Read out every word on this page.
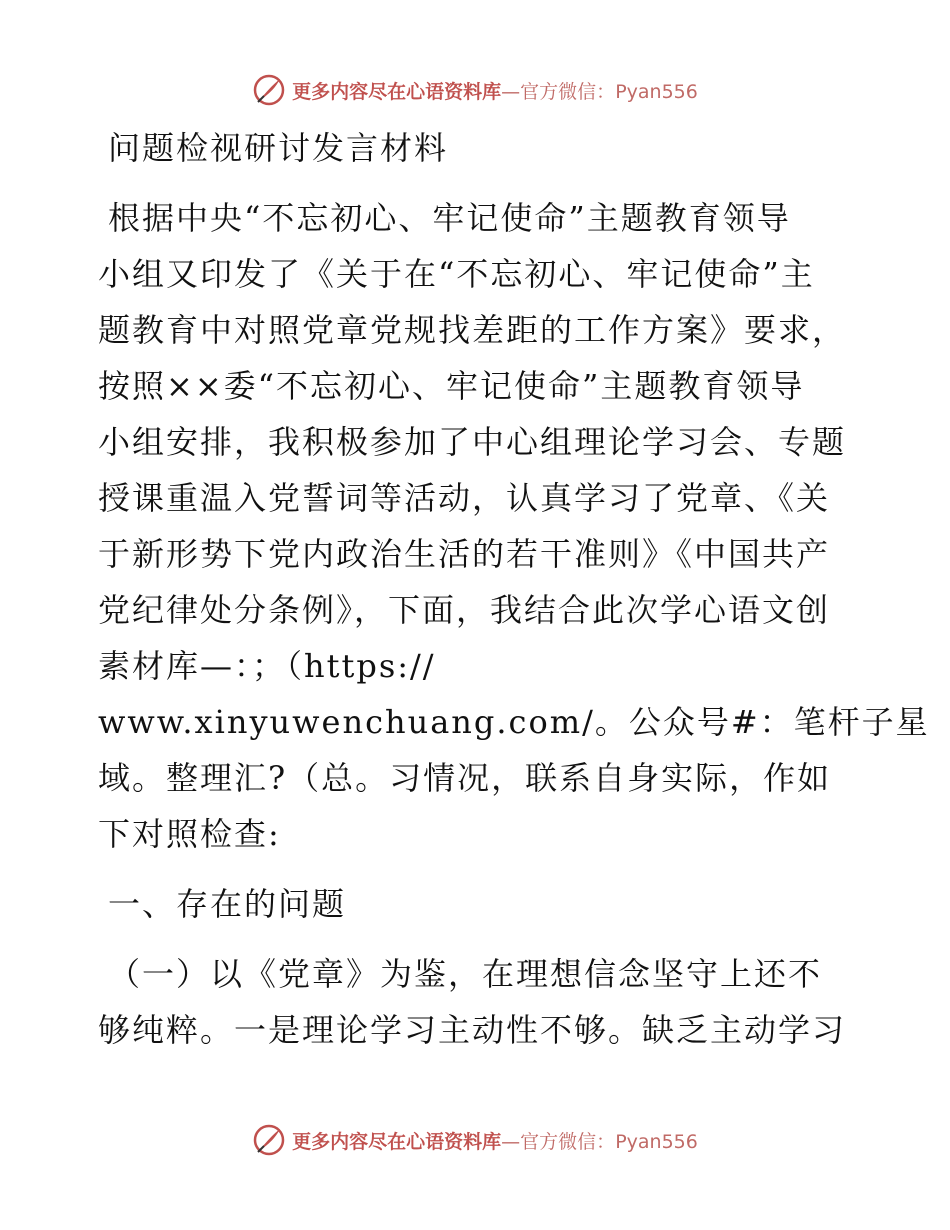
更多内容尽在心语资料库—官方微信：Pyan556
问题检视研讨发言材料
根据中央“不忘初心、牢记使命”主题教育领导
小组又印发了《关于在“不忘初心、牢记使命”主
题教育中对照党章党规找差距的工作方案》要求，
按照××委“不忘初心、牢记使命”主题教育领导
小组安排，我积极参加了中心组理论学习会、专题
授课重温入党誓词等活动，认真学习了党章、《关
于新形势下党内政治生活的若干准则》《中国共产
党纪律处分条例》，下面，我结合此次学心语文创
素材库—：；（https://
www.xinyuwenchuang.com/。公众号#：笔杆子星
域。整理汇?（总。习情况，联系自身实际，作如
下对照检查:
一、存在的问题
（一）以《党章》为鉴，在理想信念坚守上还不
够纯粹。一是理论学习主动性不够。缺乏主动学习
更多内容尽在心语资料库—官方微信：Pyan556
# # #
* WHAT NEEDS TO BE DONE *
Read the lines above. Gather those in which the string "牢记使命" is found.

* PROBLEM SOLUTION *
根据中央“不忘初心、牢记使命”主题教育领导
小组又印发了《关于在“不忘初心、牢记使命”主
按照××委“不忘初心、牢记使命”主题教育领导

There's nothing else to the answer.